> Texte source
Walpole vécut trop long-temps pour ne pas perdre beaucoup d’amis, Gray, Montagu, Cole, d’autres encore. Sir Horace Mann ne mourut qu’en 1786, sans l’avoir revu depuis quarante-cinq ans. Conway vieillit avec lui et ne lui fut enlevé qu’en 1795 ; il était feld-maréchal et avait depuis long-temps renoncé aux affaires publiques. Mais c’est surtout la société des femmes qui fut jusqu’au dernier moment le charme de la vie de Walpole. Leur présence animait son esprit ; il leur faisait les honneurs de sa retraite avec une politesse empressée et une galanterie quelque peu surannée. De toute sa famille, il n’avait aimé que ses nièces, qui étaient belles et distinguées. L’une d’elles, lady Waldegrave, qui s’éleva au rang de duchesse de Gloucester, est par lui dépeinte sous les couleurs les plus attrayantes. Il parle avec orgueil de ses vertus et de sa beauté. L’aimable femme de Conway, lady Ailesbury. partagea constamment, avec son mari, le tendre attachement qu’il continua à leur fille unique, mistress Damer, femme agréable, spirituelle, heureusement douée pour les arts et qui enrichit de ses dessins et de ses sculptures le musée de Strawberry. Lady Ossory animait la verve épistolaire de Walpole aux dépens de la société contemporaine. Miss Hannah More, connue par des ouvrages empreints d’un talent élevé et sérieux, s’adressait à un autre côté de son esprit, et il entretenait avec elle d’intéressantes relations. Il avait soixante et onze ans, lorsque le hasard mit sur son chemin et rapprocha de lui, d’une manière durable, les deux personnes qui devaient embellir ses derniers jours et rendre les plus grands services à sa mémoire.

> Consigne
Pouvez-vous recopier intégralement le texte sur Walpole et ses amitiés, sans y changer un seul mot ? Appuyez-vous uniquement sur le texte.

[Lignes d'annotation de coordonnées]
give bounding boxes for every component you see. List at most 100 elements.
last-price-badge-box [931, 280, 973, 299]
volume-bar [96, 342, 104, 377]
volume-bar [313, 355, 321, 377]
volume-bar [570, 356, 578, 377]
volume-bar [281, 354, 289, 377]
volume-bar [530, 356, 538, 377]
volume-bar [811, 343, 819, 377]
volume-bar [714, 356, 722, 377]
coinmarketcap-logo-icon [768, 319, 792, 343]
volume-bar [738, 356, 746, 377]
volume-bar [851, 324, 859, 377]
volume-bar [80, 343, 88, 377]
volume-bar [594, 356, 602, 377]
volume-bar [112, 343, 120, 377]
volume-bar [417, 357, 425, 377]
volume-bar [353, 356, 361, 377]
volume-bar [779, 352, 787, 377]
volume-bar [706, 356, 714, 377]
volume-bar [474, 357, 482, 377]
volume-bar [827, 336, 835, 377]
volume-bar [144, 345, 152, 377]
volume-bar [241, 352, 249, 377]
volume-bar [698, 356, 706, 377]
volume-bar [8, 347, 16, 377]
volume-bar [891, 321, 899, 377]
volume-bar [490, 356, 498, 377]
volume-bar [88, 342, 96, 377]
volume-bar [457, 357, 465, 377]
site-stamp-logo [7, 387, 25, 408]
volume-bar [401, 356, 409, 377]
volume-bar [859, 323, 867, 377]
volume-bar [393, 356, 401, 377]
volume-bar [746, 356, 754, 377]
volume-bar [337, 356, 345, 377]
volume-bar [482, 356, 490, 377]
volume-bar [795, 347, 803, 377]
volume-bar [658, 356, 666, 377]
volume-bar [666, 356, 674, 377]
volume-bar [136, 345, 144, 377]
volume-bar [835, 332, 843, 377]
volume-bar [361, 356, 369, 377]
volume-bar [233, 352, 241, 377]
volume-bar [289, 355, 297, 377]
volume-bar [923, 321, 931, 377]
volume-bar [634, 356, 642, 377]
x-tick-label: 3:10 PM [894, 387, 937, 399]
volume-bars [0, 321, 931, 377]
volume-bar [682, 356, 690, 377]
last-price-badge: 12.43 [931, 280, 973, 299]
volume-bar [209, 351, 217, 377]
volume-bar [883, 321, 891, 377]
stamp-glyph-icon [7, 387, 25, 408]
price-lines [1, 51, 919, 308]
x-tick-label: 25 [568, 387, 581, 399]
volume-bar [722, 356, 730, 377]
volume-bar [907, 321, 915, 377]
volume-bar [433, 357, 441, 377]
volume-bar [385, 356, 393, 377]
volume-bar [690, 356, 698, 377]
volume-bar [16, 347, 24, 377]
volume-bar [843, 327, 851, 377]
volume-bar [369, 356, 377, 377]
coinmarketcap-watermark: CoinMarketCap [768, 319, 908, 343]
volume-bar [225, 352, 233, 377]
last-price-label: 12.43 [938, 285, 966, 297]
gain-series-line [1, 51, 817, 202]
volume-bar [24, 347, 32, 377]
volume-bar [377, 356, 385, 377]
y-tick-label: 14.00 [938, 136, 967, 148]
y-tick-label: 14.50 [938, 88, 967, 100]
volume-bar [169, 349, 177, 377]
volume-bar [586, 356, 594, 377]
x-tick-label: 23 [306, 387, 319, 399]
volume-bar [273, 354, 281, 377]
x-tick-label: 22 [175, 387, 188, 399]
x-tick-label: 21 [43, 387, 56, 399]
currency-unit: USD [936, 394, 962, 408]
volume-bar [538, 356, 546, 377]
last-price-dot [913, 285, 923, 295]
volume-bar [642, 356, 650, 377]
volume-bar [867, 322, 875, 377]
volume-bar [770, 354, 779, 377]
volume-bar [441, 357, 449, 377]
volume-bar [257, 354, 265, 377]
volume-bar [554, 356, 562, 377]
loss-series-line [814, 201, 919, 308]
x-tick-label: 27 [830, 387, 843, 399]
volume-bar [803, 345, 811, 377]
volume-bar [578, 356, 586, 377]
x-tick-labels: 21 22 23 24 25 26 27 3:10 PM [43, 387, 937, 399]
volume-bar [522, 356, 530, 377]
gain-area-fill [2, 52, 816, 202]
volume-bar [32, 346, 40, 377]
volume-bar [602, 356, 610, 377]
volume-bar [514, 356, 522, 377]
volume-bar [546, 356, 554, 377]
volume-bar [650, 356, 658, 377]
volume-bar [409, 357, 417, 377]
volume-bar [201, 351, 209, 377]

> Corrigé
Walpole vécut trop long-temps pour ne pas perdre beaucoup d’amis, Gray, Montagu, Cole, d’autres encore. Sir Horace Mann ne mourut qu’en 1786, sans l’avoir revu depuis quarante-cinq ans. Conway vieillit avec lui et ne lui fut enlevé qu’en 1795 ; il était feld-maréchal et avait depuis long-temps renoncé aux affaires publiques. Mais c’est surtout la société des femmes qui fut jusqu’au dernier moment le charme de la vie de Walpole. Leur présence animait son esprit ; il leur faisait les honneurs de sa retraite avec une politesse empressée et une galanterie quelque peu surannée. De toute sa famille, il n’avait aimé que ses nièces, qui étaient belles et distinguées. L’une d’elles, lady Waldegrave, qui s’éleva au rang de duchesse de Gloucester, est par lui dépeinte sous les couleurs les plus attrayantes. Il parle avec orgueil de ses vertus et de sa beauté. L’aimable femme de Conway, lady Ailesbury. partagea constamment, avec son mari, le tendre attachement qu’il continua à leur fille unique, mistress Damer, femme agréable, spirituelle, heureusement douée pour les arts et qui enrichit de ses dessins et de ses sculptures le musée de Strawberry. Lady Ossory animait la verve épistolaire de Walpole aux dépens de la société contemporaine. Miss Hannah More, connue par des ouvrages empreints d’un talent élevé et sérieux, s’adressait à un autre côté de son esprit, et il entretenait avec elle d’intéressantes relations. Il avait soixante et onze ans, lorsque le hasard mit sur son chemin et rapprocha de lui, d’une manière durable, les deux personnes qui devaient embellir ses derniers jours et rendre les plus grands services à sa mémoire.